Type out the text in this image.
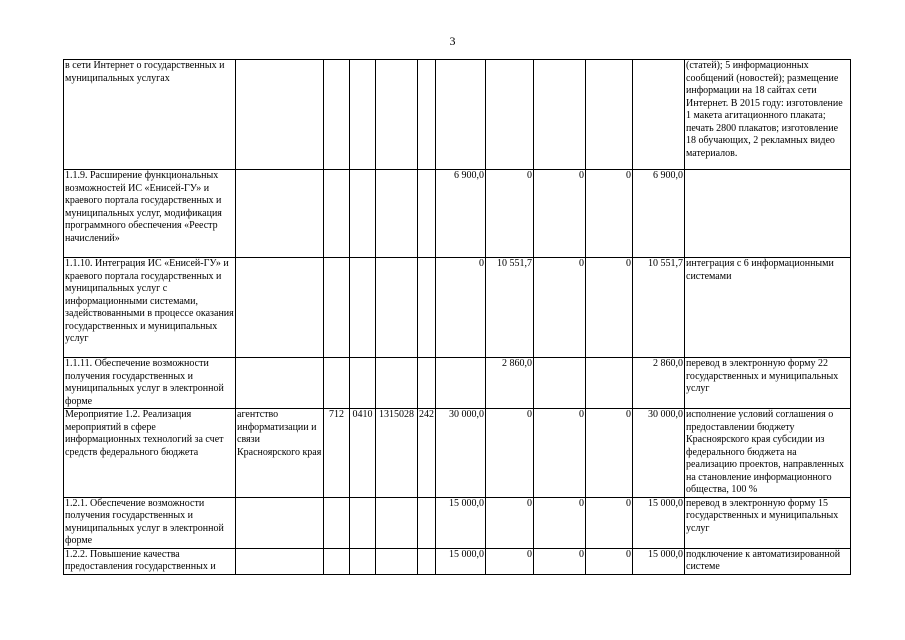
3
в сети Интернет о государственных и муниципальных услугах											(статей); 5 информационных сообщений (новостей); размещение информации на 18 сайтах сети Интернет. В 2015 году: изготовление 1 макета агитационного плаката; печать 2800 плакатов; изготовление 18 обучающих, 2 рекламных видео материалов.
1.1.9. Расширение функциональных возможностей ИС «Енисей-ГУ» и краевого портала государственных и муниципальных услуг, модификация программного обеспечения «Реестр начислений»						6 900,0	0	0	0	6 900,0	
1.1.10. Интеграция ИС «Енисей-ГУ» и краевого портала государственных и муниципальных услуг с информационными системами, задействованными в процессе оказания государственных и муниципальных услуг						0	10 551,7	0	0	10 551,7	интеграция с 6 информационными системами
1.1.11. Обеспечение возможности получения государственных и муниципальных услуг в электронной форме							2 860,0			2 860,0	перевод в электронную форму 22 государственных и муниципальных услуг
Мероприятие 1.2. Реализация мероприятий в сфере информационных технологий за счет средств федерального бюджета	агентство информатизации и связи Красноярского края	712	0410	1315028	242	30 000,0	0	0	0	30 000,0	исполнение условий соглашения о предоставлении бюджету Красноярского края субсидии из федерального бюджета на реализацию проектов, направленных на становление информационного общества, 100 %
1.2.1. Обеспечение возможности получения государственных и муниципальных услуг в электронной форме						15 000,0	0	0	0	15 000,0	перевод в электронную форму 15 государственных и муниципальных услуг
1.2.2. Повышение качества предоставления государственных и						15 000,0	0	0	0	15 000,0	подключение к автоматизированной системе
-*-*-
> **Exercise directions**
Transcribe the material as is, with images omitted.

> **Exercise response**
Type out the text in this image.
3
в сети Интернет о государственных и муниципальных услугах											(статей); 5 информационных сообщений (новостей); размещение информации на 18 сайтах сети Интернет. В 2015 году: изготовление 1 макета агитационного плаката; печать 2800 плакатов; изготовление 18 обучающих, 2 рекламных видео материалов.
1.1.9. Расширение функциональных возможностей ИС «Енисей-ГУ» и краевого портала государственных и муниципальных услуг, модификация программного обеспечения «Реестр начислений»						6 900,0	0	0	0	6 900,0	
1.1.10. Интеграция ИС «Енисей-ГУ» и краевого портала государственных и муниципальных услуг с информационными системами, задействованными в процессе оказания государственных и муниципальных услуг						0	10 551,7	0	0	10 551,7	интеграция с 6 информационными системами
1.1.11. Обеспечение возможности получения государственных и муниципальных услуг в электронной форме							2 860,0			2 860,0	перевод в электронную форму 22 государственных и муниципальных услуг
Мероприятие 1.2. Реализация мероприятий в сфере информационных технологий за счет средств федерального бюджета	агентство информатизации и связи Красноярского края	712	0410	1315028	242	30 000,0	0	0	0	30 000,0	исполнение условий соглашения о предоставлении бюджету Красноярского края субсидии из федерального бюджета на реализацию проектов, направленных на становление информационного общества, 100 %
1.2.1. Обеспечение возможности получения государственных и муниципальных услуг в электронной форме						15 000,0	0	0	0	15 000,0	перевод в электронную форму 15 государственных и муниципальных услуг
1.2.2. Повышение качества предоставления государственных и						15 000,0	0	0	0	15 000,0	подключение к автоматизированной системе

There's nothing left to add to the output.